[What is asked]
Transcribe the records that follow. Keep every word exactly, and drop the pictures.

[Given data]
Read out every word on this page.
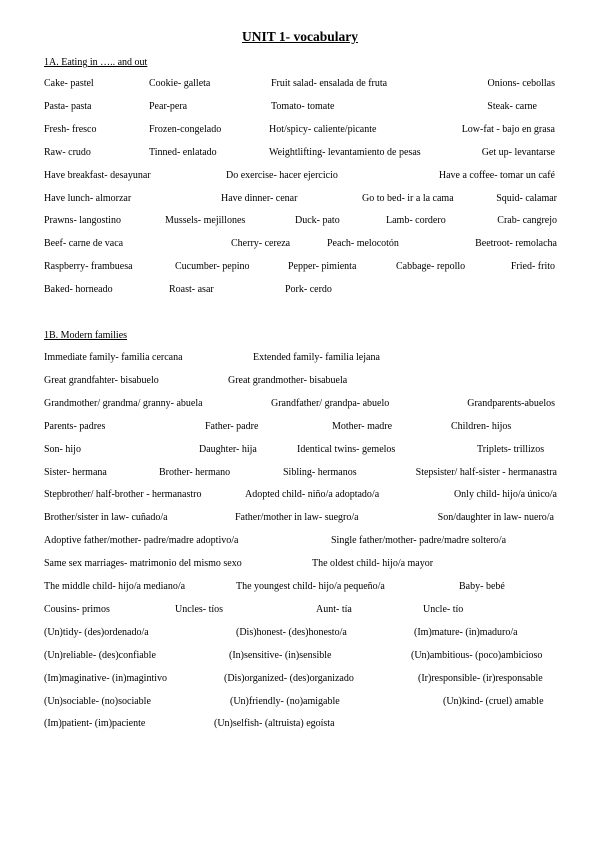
UNIT 1- vocabulary
1A. Eating in ….. and out
Cake- pastel	Cookie- galleta	Fruit salad- ensalada de fruta	Onions- cebollas
Pasta- pasta	Pear-pera	Tomato- tomate	Steak- carne
Fresh- fresco	Frozen-congelado	Hot/spicy- caliente/picante	Low-fat - bajo en grasa
Raw- crudo	Tinned- enlatado	Weightlifting- levantamiento de pesas	Get up- levantarse
Have breakfast- desayunar	Do exercise- hacer ejercicio	Have a coffee- tomar un café
Have lunch- almorzar	Have dinner- cenar	Go to bed- ir a la cama	Squid- calamar
Prawns- langostino	Mussels- mejillones	Duck- pato	Lamb- cordero	Crab- cangrejo
Beef- carne de vaca	Cherry- cereza	Peach- melocotón	Beetroot- remolacha
Raspberry- frambuesa	Cucumber- pepino	Pepper- pimienta	Cabbage- repollo	Fried- frito
Baked- horneado	Roast- asar	Pork- cerdo
1B. Modern families
Immediate family- familia cercana	Extended family- familia lejana
Great grandfahter- bisabuelo	Great grandmother- bisabuela
Grandmother/ grandma/ granny- abuela	Grandfather/ grandpa- abuelo	Grandparents-abuelos
Parents- padres	Father- padre	Mother- madre	Children- hijos
Son- hijo	Daughter- hija	Identical twins- gemelos	Triplets- trillizos
Sister- hermana	Brother- hermano	Sibling- hermanos	Stepsister/ half-sister - hermanastra
Stepbrother/ half-brother - hermanastro	Adopted child- niño/a adoptado/a	Only child- hijo/a único/a
Brother/sister in law- cuñado/a	Father/mother in law- suegro/a	Son/daughter in law- nuero/a
Adoptive father/mother- padre/madre adoptivo/a	Single father/mother- padre/madre soltero/a
Same sex marriages- matrimonio del mismo sexo	The oldest child- hijo/a mayor
The middle child- hijo/a mediano/a	The youngest child- hijo/a pequeño/a	Baby- bebé
Cousins- primos	Uncles- tíos	Aunt- tía	Uncle- tío
(Un)tidy- (des)ordenado/a	(Dis)honest- (des)honesto/a	(Im)mature- (in)maduro/a
(Un)reliable- (des)confiable	(In)sensitive- (in)sensible	(Un)ambitious- (poco)ambicioso
(Im)maginative- (in)magintivo	(Dis)organized- (des)organizado	(Ir)responsible- (ir)responsable
(Un)sociable- (no)sociable	(Un)friendly- (no)amigable	(Un)kind- (cruel) amable
(Im)patient- (im)paciente	(Un)selfish- (altruista) egoísta
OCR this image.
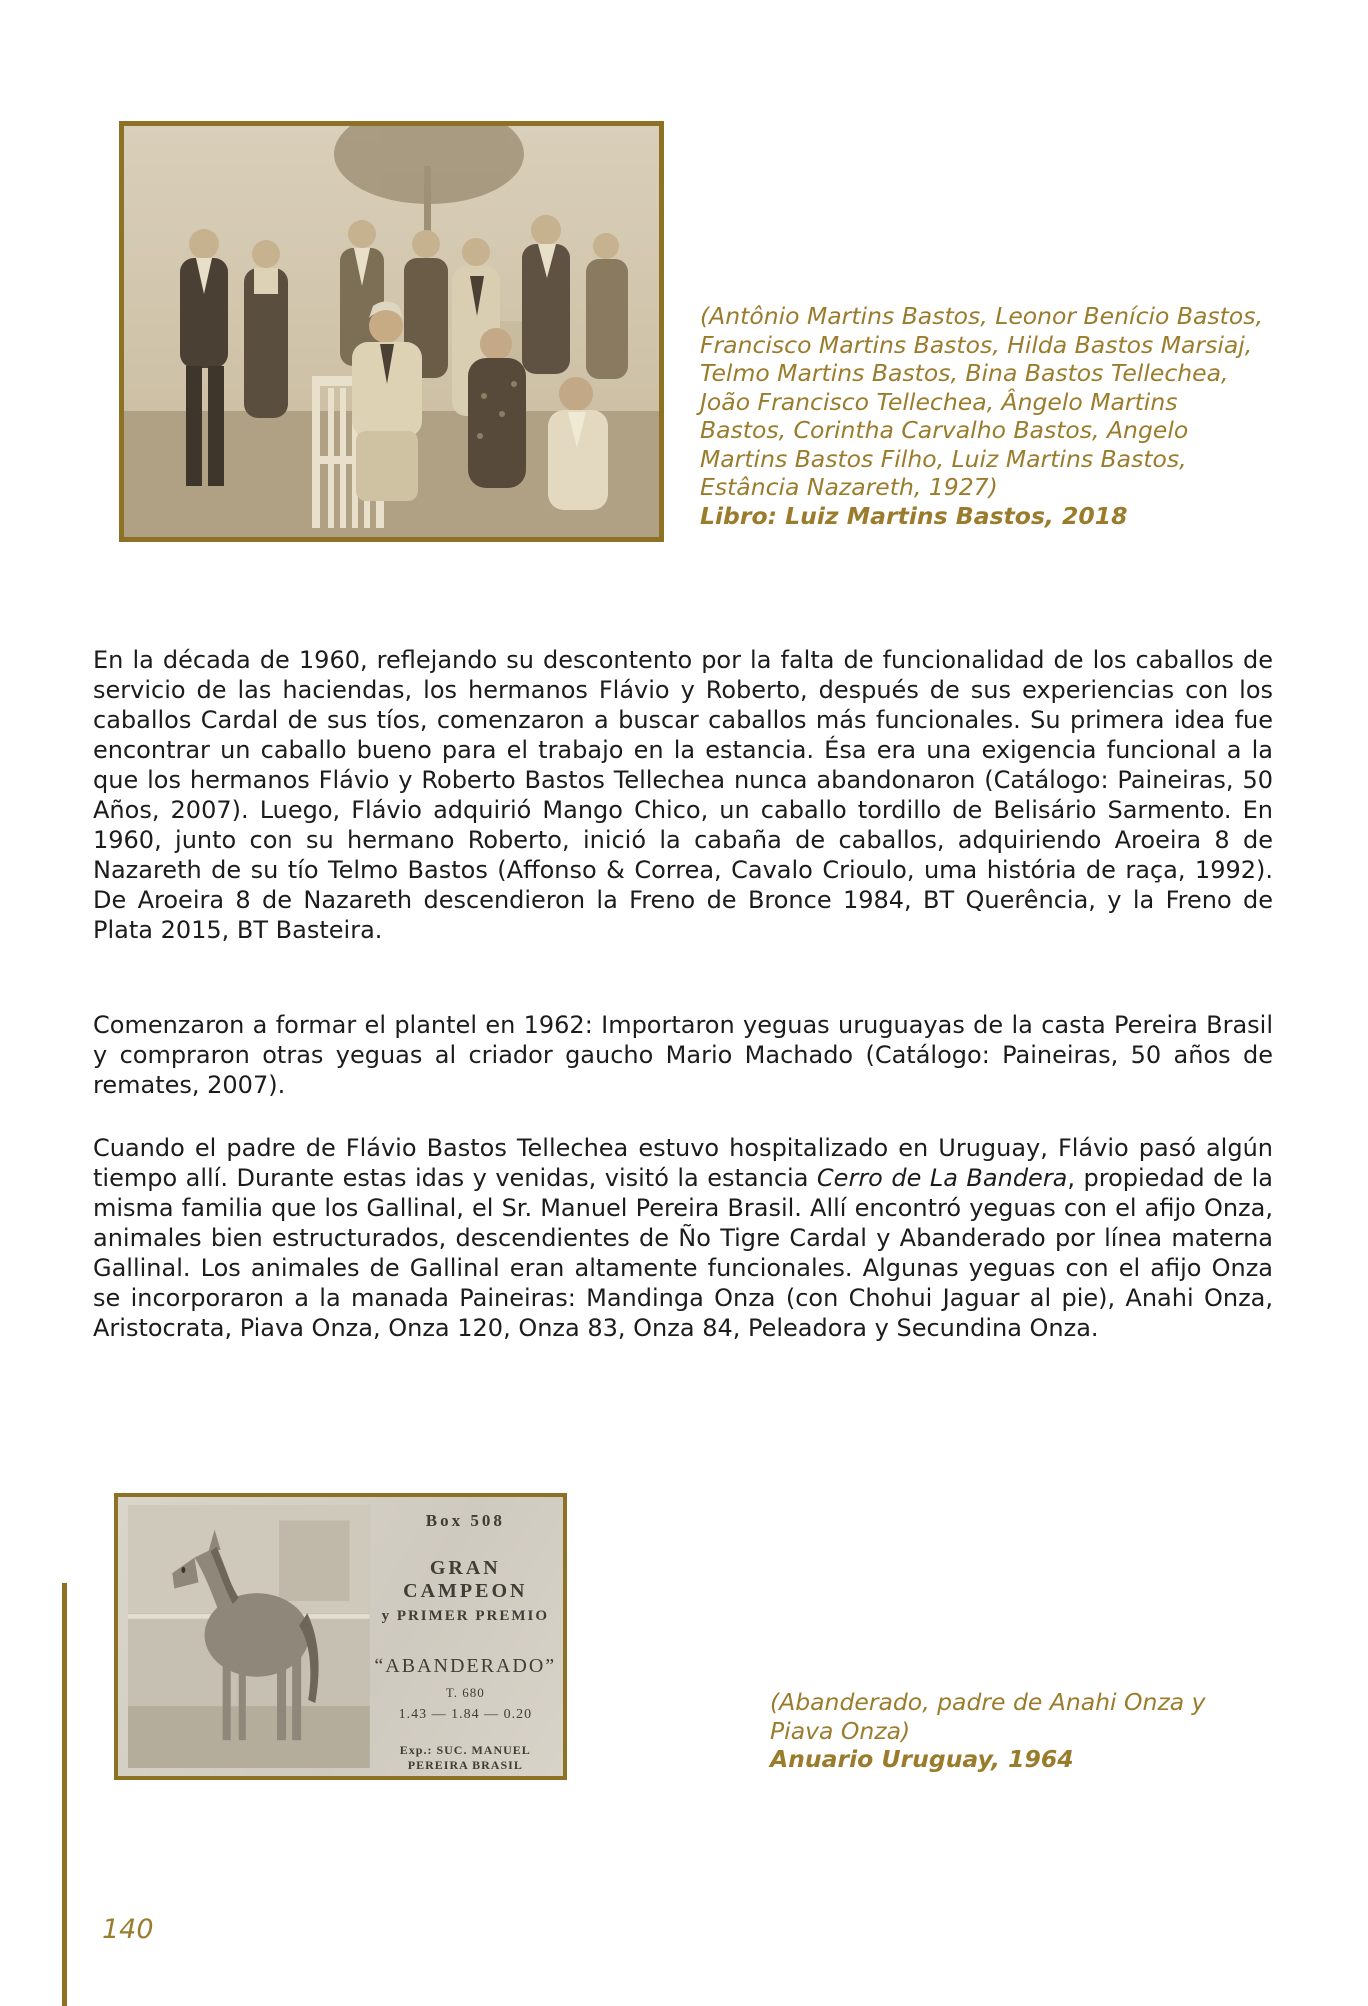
(Antônio Martins Bastos, Leonor Benício Bastos, Francisco Martins Bastos, Hilda Bastos Marsiaj, Telmo Martins Bastos, Bina Bastos Tellechea, João Francisco Tellechea, Ângelo Martins Bastos, Corintha Carvalho Bastos, Angelo Martins Bastos Filho, Luiz Martins Bastos, Estância Nazareth, 1927)
Libro: Luiz Martins Bastos, 2018

En la década de 1960, reflejando su descontento por la falta de funcionalidad de los caballos de servicio de las haciendas, los hermanos Flávio y Roberto, después de sus experiencias con los caballos Cardal de sus tíos, comenzaron a buscar caballos más funcionales. Su primera idea fue encontrar un caballo bueno para el trabajo en la estancia. Ésa era una exigencia funcional a la que los hermanos Flávio y Roberto Bastos Tellechea nunca abandonaron (Catálogo: Paineiras, 50 Años, 2007). Luego, Flávio adquirió Mango Chico, un caballo tordillo de Belisário Sarmento. En 1960, junto con su hermano Roberto, inició la cabaña de caballos, adquiriendo Aroeira 8 de Nazareth de su tío Telmo Bastos (Affonso & Correa, Cavalo Crioulo, uma história de raça, 1992). De Aroeira 8 de Nazareth descendieron la Freno de Bronce 1984, BT Querência, y la Freno de Plata 2015, BT Basteira.

Comenzaron a formar el plantel en 1962: Importaron yeguas uruguayas de la casta Pereira Brasil y compraron otras yeguas al criador gaucho Mario Machado (Catálogo: Paineiras, 50 años de remates, 2007).

Cuando el padre de Flávio Bastos Tellechea estuvo hospitalizado en Uruguay, Flávio pasó algún tiempo allí. Durante estas idas y venidas, visitó la estancia Cerro de La Bandera, propiedad de la misma familia que los Gallinal, el Sr. Manuel Pereira Brasil. Allí encontró yeguas con el afijo Onza, animales bien estructurados, descendientes de Ño Tigre Cardal y Abanderado por línea materna Gallinal. Los animales de Gallinal eran altamente funcionales. Algunas yeguas con el afijo Onza se incorporaron a la manada Paineiras: Mandinga Onza (con Chohui Jaguar al pie), Anahi Onza, Aristocrata, Piava Onza, Onza 120, Onza 83, Onza 84, Peleadora y Secundina Onza.

Box 508
GRAN CAMPEON
y PRIMER PREMIO
“ABANDERADO”
T. 680
1.43 — 1.84 — 0.20
Exp.: SUC. MANUEL PEREIRA BRASIL
(Abanderado, padre de Anahi Onza y Piava Onza)
Anuario Uruguay, 1964
140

[Written reply]
Read out every word on this page.
UNIT 1- vocabulary
1A. Eating in ….. and out
Cake- pastel	Cookie- galleta	Fruit salad- ensalada de fruta	Onions- cebollas
Pasta- pasta	Pear-pera	Tomato- tomate	Steak- carne
Fresh- fresco	Frozen-congelado	Hot/spicy- caliente/picante	Low-fat - bajo en grasa
Raw- crudo	Tinned- enlatado	Weightlifting- levantamiento de pesas	Get up- levantarse
Have breakfast- desayunar	Do exercise- hacer ejercicio	Have a coffee- tomar un café
Have lunch- almorzar	Have dinner- cenar	Go to bed- ir a la cama	Squid- calamar
Prawns- langostino	Mussels- mejillones	Duck- pato	Lamb- cordero	Crab- cangrejo
Beef- carne de vaca	Cherry- cereza	Peach- melocotón	Beetroot- remolacha
Raspberry- frambuesa	Cucumber- pepino	Pepper- pimienta	Cabbage- repollo	Fried- frito
Baked- horneado	Roast- asar	Pork- cerdo
1B. Modern families
Immediate family- familia cercana	Extended family- familia lejana
Great grandfahter- bisabuelo	Great grandmother- bisabuela
Grandmother/ grandma/ granny- abuela	Grandfather/ grandpa- abuelo	Grandparents-abuelos
Parents- padres	Father- padre	Mother- madre	Children- hijos
Son- hijo	Daughter- hija	Identical twins- gemelos	Triplets- trillizos
Sister- hermana	Brother- hermano	Sibling- hermanos	Stepsister/ half-sister - hermanastra
Stepbrother/ half-brother - hermanastro	Adopted child- niño/a adoptado/a	Only child- hijo/a único/a
Brother/sister in law- cuñado/a	Father/mother in law- suegro/a	Son/daughter in law- nuero/a
Adoptive father/mother- padre/madre adoptivo/a	Single father/mother- padre/madre soltero/a
Same sex marriages- matrimonio del mismo sexo	The oldest child- hijo/a mayor
The middle child- hijo/a mediano/a	The youngest child- hijo/a pequeño/a	Baby- bebé
Cousins- primos	Uncles- tíos	Aunt- tía	Uncle- tío
(Un)tidy- (des)ordenado/a	(Dis)honest- (des)honesto/a	(Im)mature- (in)maduro/a
(Un)reliable- (des)confiable	(In)sensitive- (in)sensible	(Un)ambitious- (poco)ambicioso
(Im)maginative- (in)magintivo	(Dis)organized- (des)organizado	(Ir)responsible- (ir)responsable
(Un)sociable- (no)sociable	(Un)friendly- (no)amigable	(Un)kind- (cruel) amable
(Im)patient- (im)paciente	(Un)selfish- (altruista) egoísta
OCR this image.
(Antônio Martins Bastos, Leonor Benício Bastos, Francisco Martins Bastos, Hilda Bastos Marsiaj, Telmo Martins Bastos, Bina Bastos Tellechea, João Francisco Tellechea, Ângelo Martins Bastos, Corintha Carvalho Bastos, Angelo Martins Bastos Filho, Luiz Martins Bastos, Estância Nazareth, 1927)
Libro: Luiz Martins Bastos, 2018

En la década de 1960, reflejando su descontento por la falta de funcionalidad de los caballos de servicio de las haciendas, los hermanos Flávio y Roberto, después de sus experiencias con los caballos Cardal de sus tíos, comenzaron a buscar caballos más funcionales. Su primera idea fue encontrar un caballo bueno para el trabajo en la estancia. Ésa era una exigencia funcional a la que los hermanos Flávio y Roberto Bastos Tellechea nunca abandonaron (Catálogo: Paineiras, 50 Años, 2007). Luego, Flávio adquirió Mango Chico, un caballo tordillo de Belisário Sarmento. En 1960, junto con su hermano Roberto, inició la cabaña de caballos, adquiriendo Aroeira 8 de Nazareth de su tío Telmo Bastos (Affonso & Correa, Cavalo Crioulo, uma história de raça, 1992). De Aroeira 8 de Nazareth descendieron la Freno de Bronce 1984, BT Querência, y la Freno de Plata 2015, BT Basteira.

Comenzaron a formar el plantel en 1962: Importaron yeguas uruguayas de la casta Pereira Brasil y compraron otras yeguas al criador gaucho Mario Machado (Catálogo: Paineiras, 50 años de remates, 2007).

Cuando el padre de Flávio Bastos Tellechea estuvo hospitalizado en Uruguay, Flávio pasó algún tiempo allí. Durante estas idas y venidas, visitó la estancia Cerro de La Bandera, propiedad de la misma familia que los Gallinal, el Sr. Manuel Pereira Brasil. Allí encontró yeguas con el afijo Onza, animales bien estructurados, descendientes de Ño Tigre Cardal y Abanderado por línea materna Gallinal. Los animales de Gallinal eran altamente funcionales. Algunas yeguas con el afijo Onza se incorporaron a la manada Paineiras: Mandinga Onza (con Chohui Jaguar al pie), Anahi Onza, Aristocrata, Piava Onza, Onza 120, Onza 83, Onza 84, Peleadora y Secundina Onza.

Box 508
GRAN CAMPEON
y PRIMER PREMIO
“ABANDERADO”
T. 680
1.43 — 1.84 — 0.20
Exp.: SUC. MANUEL PEREIRA BRASIL
(Abanderado, padre de Anahi Onza y Piava Onza)
Anuario Uruguay, 1964
140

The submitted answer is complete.